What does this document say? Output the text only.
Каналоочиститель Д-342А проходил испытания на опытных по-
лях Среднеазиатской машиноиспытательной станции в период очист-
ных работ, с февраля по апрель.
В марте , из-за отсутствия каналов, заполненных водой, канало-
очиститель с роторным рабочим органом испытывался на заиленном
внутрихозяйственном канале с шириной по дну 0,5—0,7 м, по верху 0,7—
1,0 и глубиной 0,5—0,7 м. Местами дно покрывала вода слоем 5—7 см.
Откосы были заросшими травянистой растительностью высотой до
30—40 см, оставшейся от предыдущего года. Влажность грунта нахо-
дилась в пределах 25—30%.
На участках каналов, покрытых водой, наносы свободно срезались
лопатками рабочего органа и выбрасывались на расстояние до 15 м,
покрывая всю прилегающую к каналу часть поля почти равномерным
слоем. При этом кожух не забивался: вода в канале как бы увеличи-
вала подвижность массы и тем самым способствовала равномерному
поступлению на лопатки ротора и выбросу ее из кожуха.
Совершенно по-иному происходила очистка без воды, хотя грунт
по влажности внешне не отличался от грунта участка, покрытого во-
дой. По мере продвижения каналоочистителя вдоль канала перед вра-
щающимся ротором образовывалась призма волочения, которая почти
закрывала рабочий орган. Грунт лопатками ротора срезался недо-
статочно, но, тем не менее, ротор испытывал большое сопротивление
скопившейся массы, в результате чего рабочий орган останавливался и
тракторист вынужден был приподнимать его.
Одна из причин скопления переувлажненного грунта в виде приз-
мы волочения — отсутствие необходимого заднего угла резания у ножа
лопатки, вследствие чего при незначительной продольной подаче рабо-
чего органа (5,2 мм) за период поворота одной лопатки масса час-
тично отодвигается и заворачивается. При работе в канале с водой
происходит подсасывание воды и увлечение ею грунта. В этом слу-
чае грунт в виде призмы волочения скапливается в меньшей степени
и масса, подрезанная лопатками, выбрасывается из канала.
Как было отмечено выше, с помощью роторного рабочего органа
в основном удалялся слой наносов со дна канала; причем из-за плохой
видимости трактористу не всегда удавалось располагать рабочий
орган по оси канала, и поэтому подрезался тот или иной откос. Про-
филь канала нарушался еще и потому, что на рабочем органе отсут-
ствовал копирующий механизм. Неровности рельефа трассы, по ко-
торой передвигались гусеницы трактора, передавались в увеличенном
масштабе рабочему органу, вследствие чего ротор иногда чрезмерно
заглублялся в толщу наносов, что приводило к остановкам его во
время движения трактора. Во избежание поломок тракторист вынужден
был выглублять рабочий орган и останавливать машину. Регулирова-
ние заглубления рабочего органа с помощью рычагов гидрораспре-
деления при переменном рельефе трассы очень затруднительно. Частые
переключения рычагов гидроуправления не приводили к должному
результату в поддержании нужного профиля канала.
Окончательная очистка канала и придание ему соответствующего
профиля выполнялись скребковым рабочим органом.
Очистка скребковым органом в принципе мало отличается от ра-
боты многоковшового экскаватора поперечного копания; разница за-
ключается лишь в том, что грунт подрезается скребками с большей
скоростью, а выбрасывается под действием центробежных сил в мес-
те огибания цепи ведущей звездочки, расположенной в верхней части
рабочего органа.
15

> **REQUIREMENT**
Return every entry verbatim.

> **TASK ANSWER**
What does this document say? Output the text only.
Каналоочиститель Д-342А проходил испытания на опытных по-
лях Среднеазиатской машиноиспытательной станции в период очист-
ных работ, с февраля по апрель.
В марте , из-за отсутствия каналов, заполненных водой, канало-
очиститель с роторным рабочим органом испытывался на заиленном
внутрихозяйственном канале с шириной по дну 0,5—0,7 м, по верху 0,7—
1,0 и глубиной 0,5—0,7 м. Местами дно покрывала вода слоем 5—7 см.
Откосы были заросшими травянистой растительностью высотой до
30—40 см, оставшейся от предыдущего года. Влажность грунта нахо-
дилась в пределах 25—30%.
На участках каналов, покрытых водой, наносы свободно срезались
лопатками рабочего органа и выбрасывались на расстояние до 15 м,
покрывая всю прилегающую к каналу часть поля почти равномерным
слоем. При этом кожух не забивался: вода в канале как бы увеличи-
вала подвижность массы и тем самым способствовала равномерному
поступлению на лопатки ротора и выбросу ее из кожуха.
Совершенно по-иному происходила очистка без воды, хотя грунт
по влажности внешне не отличался от грунта участка, покрытого во-
дой. По мере продвижения каналоочистителя вдоль канала перед вра-
щающимся ротором образовывалась призма волочения, которая почти
закрывала рабочий орган. Грунт лопатками ротора срезался недо-
статочно, но, тем не менее, ротор испытывал большое сопротивление
скопившейся массы, в результате чего рабочий орган останавливался и
тракторист вынужден был приподнимать его.
Одна из причин скопления переувлажненного грунта в виде приз-
мы волочения — отсутствие необходимого заднего угла резания у ножа
лопатки, вследствие чего при незначительной продольной подаче рабо-
чего органа (5,2 мм) за период поворота одной лопатки масса час-
тично отодвигается и заворачивается. При работе в канале с водой
происходит подсасывание воды и увлечение ею грунта. В этом слу-
чае грунт в виде призмы волочения скапливается в меньшей степени
и масса, подрезанная лопатками, выбрасывается из канала.
Как было отмечено выше, с помощью роторного рабочего органа
в основном удалялся слой наносов со дна канала; причем из-за плохой
видимости трактористу не всегда удавалось располагать рабочий
орган по оси канала, и поэтому подрезался тот или иной откос. Про-
филь канала нарушался еще и потому, что на рабочем органе отсут-
ствовал копирующий механизм. Неровности рельефа трассы, по ко-
торой передвигались гусеницы трактора, передавались в увеличенном
масштабе рабочему органу, вследствие чего ротор иногда чрезмерно
заглублялся в толщу наносов, что приводило к остановкам его во
время движения трактора. Во избежание поломок тракторист вынужден
был выглублять рабочий орган и останавливать машину. Регулирова-
ние заглубления рабочего органа с помощью рычагов гидрораспре-
деления при переменном рельефе трассы очень затруднительно. Частые
переключения рычагов гидроуправления не приводили к должному
результату в поддержании нужного профиля канала.
Окончательная очистка канала и придание ему соответствующего
профиля выполнялись скребковым рабочим органом.
Очистка скребковым органом в принципе мало отличается от ра-
боты многоковшового экскаватора поперечного копания; разница за-
ключается лишь в том, что грунт подрезается скребками с большей
скоростью, а выбрасывается под действием центробежных сил в мес-
те огибания цепи ведущей звездочки, расположенной в верхней части
рабочего органа.
15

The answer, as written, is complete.